→ Exercise
Copy all lines that contain the word "werden".
* START Supplied information *
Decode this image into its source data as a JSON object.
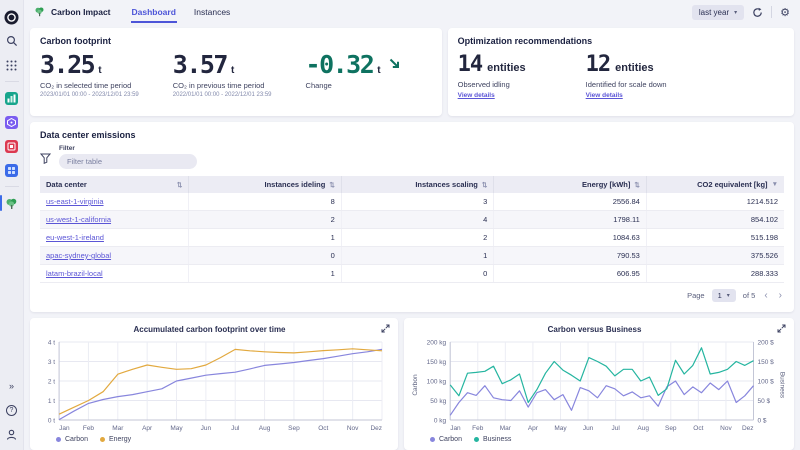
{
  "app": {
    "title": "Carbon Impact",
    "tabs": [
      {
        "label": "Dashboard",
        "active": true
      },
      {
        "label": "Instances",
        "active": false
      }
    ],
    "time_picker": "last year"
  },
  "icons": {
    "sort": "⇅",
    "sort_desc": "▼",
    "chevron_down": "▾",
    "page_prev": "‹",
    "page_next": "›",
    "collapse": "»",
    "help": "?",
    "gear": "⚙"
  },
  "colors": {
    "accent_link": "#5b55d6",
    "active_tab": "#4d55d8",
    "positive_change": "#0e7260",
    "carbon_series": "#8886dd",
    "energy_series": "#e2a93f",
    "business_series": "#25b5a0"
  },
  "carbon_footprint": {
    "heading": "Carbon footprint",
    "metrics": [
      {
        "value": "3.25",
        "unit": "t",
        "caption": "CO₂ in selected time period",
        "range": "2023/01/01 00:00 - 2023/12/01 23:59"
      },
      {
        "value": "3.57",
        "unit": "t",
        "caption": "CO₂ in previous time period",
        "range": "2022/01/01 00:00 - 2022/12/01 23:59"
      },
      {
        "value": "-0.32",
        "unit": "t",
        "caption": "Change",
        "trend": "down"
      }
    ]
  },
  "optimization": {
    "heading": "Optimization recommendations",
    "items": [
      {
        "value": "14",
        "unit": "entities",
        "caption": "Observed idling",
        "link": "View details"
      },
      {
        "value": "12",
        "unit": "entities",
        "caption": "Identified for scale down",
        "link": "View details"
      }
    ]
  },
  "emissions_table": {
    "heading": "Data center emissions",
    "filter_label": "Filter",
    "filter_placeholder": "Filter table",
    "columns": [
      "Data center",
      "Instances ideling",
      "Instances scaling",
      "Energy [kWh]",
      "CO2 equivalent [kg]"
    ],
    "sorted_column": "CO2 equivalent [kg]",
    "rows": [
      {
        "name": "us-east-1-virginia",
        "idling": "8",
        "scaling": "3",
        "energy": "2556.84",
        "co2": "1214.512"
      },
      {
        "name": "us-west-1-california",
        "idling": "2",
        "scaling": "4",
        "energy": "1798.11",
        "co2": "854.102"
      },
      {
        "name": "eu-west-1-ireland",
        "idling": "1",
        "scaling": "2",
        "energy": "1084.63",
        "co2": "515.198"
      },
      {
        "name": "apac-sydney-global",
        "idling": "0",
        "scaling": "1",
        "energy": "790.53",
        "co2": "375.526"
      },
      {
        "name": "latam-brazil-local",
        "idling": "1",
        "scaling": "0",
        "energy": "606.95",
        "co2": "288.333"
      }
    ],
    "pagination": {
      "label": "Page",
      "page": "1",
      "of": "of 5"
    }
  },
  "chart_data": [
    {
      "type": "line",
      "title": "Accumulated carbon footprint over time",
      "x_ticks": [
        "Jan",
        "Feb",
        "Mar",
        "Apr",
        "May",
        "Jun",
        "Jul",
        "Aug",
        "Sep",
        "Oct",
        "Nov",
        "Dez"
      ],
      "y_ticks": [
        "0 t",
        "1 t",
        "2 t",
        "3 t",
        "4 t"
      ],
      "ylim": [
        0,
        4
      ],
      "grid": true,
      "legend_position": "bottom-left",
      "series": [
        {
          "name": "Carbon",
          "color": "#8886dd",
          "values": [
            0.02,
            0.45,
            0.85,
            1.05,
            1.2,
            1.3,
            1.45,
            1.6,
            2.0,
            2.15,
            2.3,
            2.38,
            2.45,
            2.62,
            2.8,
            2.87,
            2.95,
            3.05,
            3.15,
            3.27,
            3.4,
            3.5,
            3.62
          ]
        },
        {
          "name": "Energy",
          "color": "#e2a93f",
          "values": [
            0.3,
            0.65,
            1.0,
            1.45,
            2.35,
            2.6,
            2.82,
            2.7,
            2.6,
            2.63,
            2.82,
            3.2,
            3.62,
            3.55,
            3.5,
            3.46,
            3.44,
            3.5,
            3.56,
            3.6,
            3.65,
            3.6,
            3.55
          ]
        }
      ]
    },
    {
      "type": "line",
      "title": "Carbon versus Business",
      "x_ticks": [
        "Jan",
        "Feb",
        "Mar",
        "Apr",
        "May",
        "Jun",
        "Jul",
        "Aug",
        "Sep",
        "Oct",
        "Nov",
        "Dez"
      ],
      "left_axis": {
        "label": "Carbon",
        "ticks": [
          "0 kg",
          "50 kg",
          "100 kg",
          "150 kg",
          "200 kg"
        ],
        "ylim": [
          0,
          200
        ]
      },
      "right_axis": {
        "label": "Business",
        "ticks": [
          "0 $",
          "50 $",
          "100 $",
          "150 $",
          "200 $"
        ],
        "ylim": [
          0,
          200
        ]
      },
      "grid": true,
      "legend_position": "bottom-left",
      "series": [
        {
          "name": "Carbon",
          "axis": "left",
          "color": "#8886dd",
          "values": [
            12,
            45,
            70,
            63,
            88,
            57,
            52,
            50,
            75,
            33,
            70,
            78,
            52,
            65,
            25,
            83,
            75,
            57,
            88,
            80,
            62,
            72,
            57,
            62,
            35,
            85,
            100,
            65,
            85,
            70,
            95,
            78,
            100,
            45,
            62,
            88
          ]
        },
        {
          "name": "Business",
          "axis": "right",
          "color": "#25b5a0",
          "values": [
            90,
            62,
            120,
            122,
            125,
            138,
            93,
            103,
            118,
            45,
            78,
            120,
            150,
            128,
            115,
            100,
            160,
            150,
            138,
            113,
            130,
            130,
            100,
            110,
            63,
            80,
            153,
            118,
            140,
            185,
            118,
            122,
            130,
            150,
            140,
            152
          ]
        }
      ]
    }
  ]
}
* END Supplied information *
* START Supplied information *
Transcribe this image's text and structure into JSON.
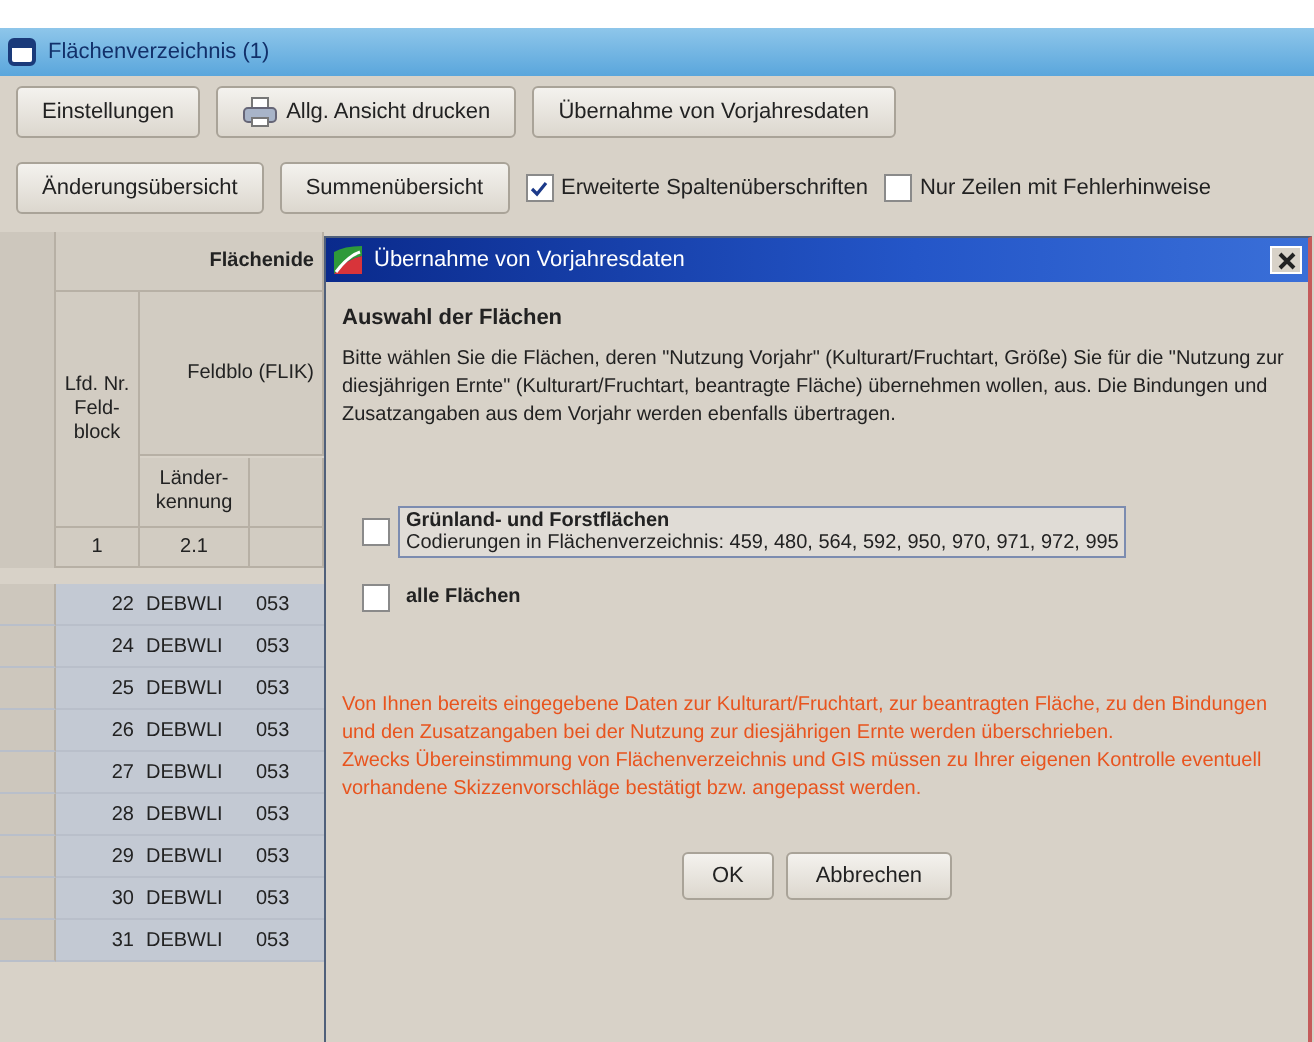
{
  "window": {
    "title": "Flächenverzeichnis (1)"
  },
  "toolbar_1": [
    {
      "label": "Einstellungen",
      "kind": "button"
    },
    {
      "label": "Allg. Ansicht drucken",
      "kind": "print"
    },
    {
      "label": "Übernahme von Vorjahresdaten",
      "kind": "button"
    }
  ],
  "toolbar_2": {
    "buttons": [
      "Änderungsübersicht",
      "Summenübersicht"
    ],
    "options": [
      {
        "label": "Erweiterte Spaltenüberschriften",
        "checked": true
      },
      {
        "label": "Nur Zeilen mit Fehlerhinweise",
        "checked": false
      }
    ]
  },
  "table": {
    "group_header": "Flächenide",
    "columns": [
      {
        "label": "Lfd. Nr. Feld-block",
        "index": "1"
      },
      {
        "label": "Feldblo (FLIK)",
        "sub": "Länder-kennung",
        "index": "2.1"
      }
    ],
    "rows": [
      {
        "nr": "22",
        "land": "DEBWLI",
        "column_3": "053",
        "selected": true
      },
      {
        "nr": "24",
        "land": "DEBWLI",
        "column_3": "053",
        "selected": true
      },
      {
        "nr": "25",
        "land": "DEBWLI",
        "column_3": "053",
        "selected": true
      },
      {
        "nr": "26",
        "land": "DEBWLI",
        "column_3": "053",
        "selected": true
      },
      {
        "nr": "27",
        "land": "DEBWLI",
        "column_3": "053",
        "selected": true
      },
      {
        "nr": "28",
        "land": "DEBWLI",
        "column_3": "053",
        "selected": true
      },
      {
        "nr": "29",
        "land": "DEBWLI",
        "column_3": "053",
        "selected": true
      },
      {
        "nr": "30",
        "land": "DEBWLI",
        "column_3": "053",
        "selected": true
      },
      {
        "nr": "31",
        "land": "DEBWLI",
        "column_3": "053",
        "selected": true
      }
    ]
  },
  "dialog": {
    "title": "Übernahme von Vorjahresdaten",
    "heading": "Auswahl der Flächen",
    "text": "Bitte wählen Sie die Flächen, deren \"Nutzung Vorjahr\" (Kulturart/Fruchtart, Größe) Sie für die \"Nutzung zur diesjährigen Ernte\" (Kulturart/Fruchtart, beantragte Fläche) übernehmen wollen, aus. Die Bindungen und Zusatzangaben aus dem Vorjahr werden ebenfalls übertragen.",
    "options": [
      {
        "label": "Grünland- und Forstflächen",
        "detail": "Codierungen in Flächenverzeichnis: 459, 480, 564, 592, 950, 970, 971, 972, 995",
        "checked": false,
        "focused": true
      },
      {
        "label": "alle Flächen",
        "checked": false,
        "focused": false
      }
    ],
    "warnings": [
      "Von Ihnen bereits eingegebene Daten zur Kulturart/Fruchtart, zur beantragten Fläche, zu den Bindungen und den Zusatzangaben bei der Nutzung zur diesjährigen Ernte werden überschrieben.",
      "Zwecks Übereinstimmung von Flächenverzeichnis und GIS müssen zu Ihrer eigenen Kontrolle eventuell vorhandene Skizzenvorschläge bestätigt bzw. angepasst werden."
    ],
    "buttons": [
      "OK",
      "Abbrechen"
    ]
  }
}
* END Supplied information *
→ Solution for this exercise
    "text": "Bitte wählen Sie die Flächen, deren \"Nutzung Vorjahr\" (Kulturart/Fruchtart, Größe) Sie für die \"Nutzung zur diesjährigen Ernte\" (Kulturart/Fruchtart, beantragte Fläche) übernehmen wollen, aus. Die Bindungen und Zusatzangaben aus dem Vorjahr werden ebenfalls übertragen.",
      "Von Ihnen bereits eingegebene Daten zur Kulturart/Fruchtart, zur beantragten Fläche, zu den Bindungen und den Zusatzangaben bei der Nutzung zur diesjährigen Ernte werden überschrieben.",
      "Zwecks Übereinstimmung von Flächenverzeichnis und GIS müssen zu Ihrer eigenen Kontrolle eventuell vorhandene Skizzenvorschläge bestätigt bzw. angepasst werden."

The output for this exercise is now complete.